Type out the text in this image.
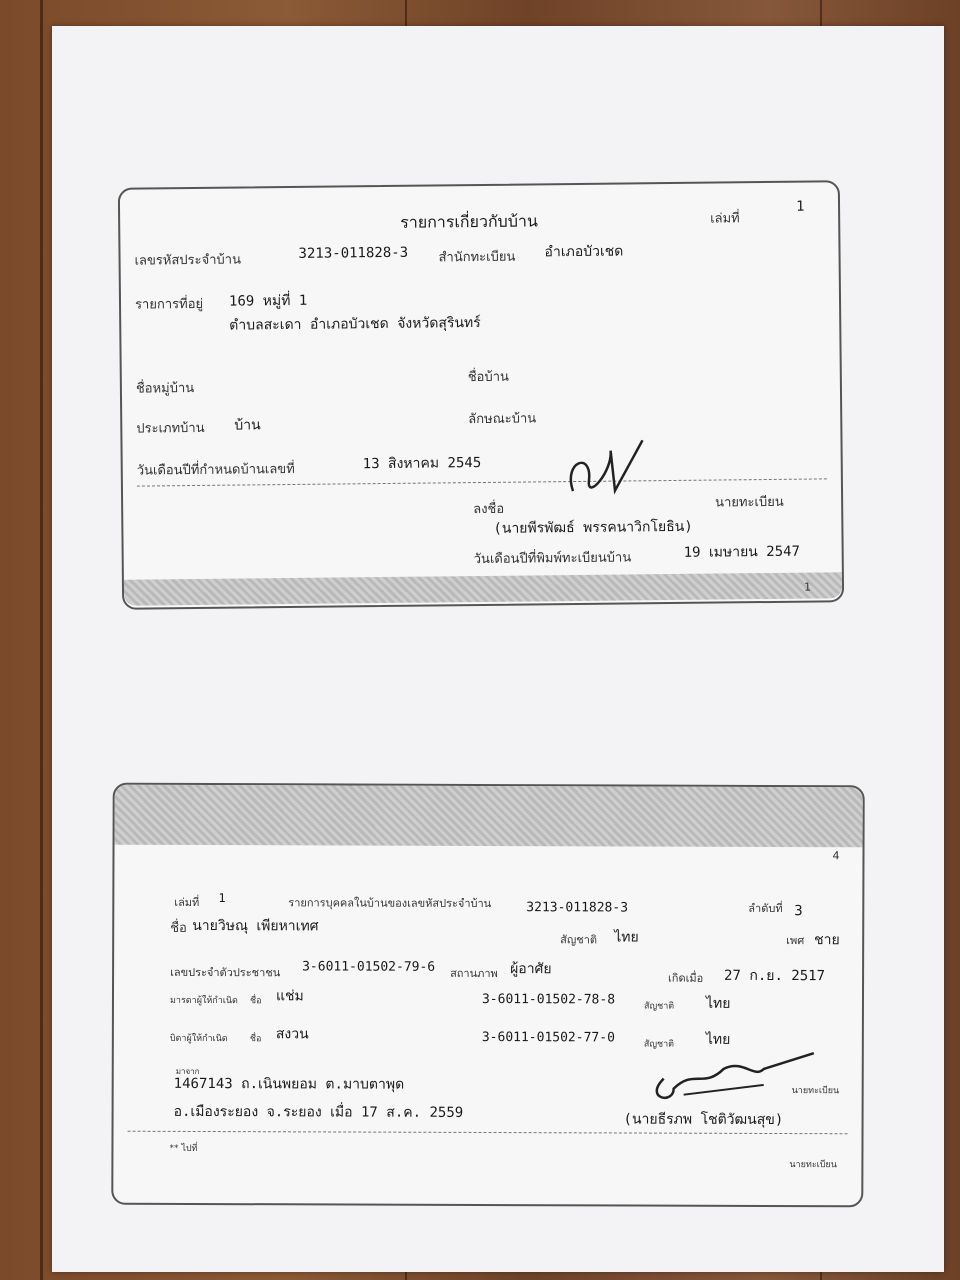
รายการเกี่ยวกับบ้าน	เล่มที่
1
เลขรหัสประจำบ้าน	3213-011828-3 สำนักทะเบียน อำเภอบัวเชด
รายการที่อยู่ 169 หมู่ที่ 1
ตำบลสะเดา อำเภอบัวเชด จังหวัดสุรินทร์
ชื่อหมู่บ้าน
ชื่อบ้าน
ประเภทบ้าน บ้าน	ลักษณะบ้าน
วันเดือนปีที่กำหนดบ้านเลขที่	13 สิงหาคม 2545
ลงชื่อ	นายทะเบียน
(นายพีรพัฒธ์ พรรคนาวิกโยธิน)
วันเดือนปีที่พิมพ์ทะเบียนบ้าน	19 เมษายน 2547
1
4
เล่มที่ 1	รายการบุคคลในบ้านของเลขหัสประจำบ้าน	3213-011828-3	ลำดับที่ 3
ชื่อ นายวิษณุ เพียหาเทศ
สัญชาติ ไทย	เพศ ชาย
เลขประจำตัวประชาชน 3-6011-01502-79-6 สถานภาพ ผู้อาศัย
เกิดเมื่อ 27 ก.ย. 2517
มารดาผู้ให้กำเนิด ชื่อ แช่ม	3-6011-01502-78-8	สัญชาติ ไทย
บิดาผู้ให้กำเนิด ชื่อ สงวน	3-6011-01502-77-0	สัญชาติ ไทย
มาจาก
1467143 ถ.เนินพยอม ต.มาบตาพุด
อ.เมืองระยอง จ.ระยอง เมื่อ 17 ส.ค. 2559
นายทะเบียน
(นายธีรภพ โชติวัฒนสุข)
** ไปที่
นายทะเบียน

-.-.-

● Goal: Restate the whole of the material word for word without the pictures.

● Written response:
Type out the text in this image.
รายการเกี่ยวกับบ้าน	เล่มที่
1
เลขรหัสประจำบ้าน	3213-011828-3 สำนักทะเบียน อำเภอบัวเชด
รายการที่อยู่ 169 หมู่ที่ 1
ตำบลสะเดา อำเภอบัวเชด จังหวัดสุรินทร์
ชื่อหมู่บ้าน
ชื่อบ้าน
ประเภทบ้าน บ้าน	ลักษณะบ้าน
วันเดือนปีที่กำหนดบ้านเลขที่	13 สิงหาคม 2545
ลงชื่อ	นายทะเบียน
(นายพีรพัฒธ์ พรรคนาวิกโยธิน)
วันเดือนปีที่พิมพ์ทะเบียนบ้าน	19 เมษายน 2547
1
4
เล่มที่ 1	รายการบุคคลในบ้านของเลขหัสประจำบ้าน	3213-011828-3	ลำดับที่ 3
ชื่อ นายวิษณุ เพียหาเทศ
สัญชาติ ไทย	เพศ ชาย
เลขประจำตัวประชาชน 3-6011-01502-79-6 สถานภาพ ผู้อาศัย
เกิดเมื่อ 27 ก.ย. 2517
มารดาผู้ให้กำเนิด ชื่อ แช่ม	3-6011-01502-78-8	สัญชาติ ไทย
บิดาผู้ให้กำเนิด ชื่อ สงวน	3-6011-01502-77-0	สัญชาติ ไทย
มาจาก
1467143 ถ.เนินพยอม ต.มาบตาพุด
อ.เมืองระยอง จ.ระยอง เมื่อ 17 ส.ค. 2559
นายทะเบียน
(นายธีรภพ โชติวัฒนสุข)
** ไปที่
นายทะเบียน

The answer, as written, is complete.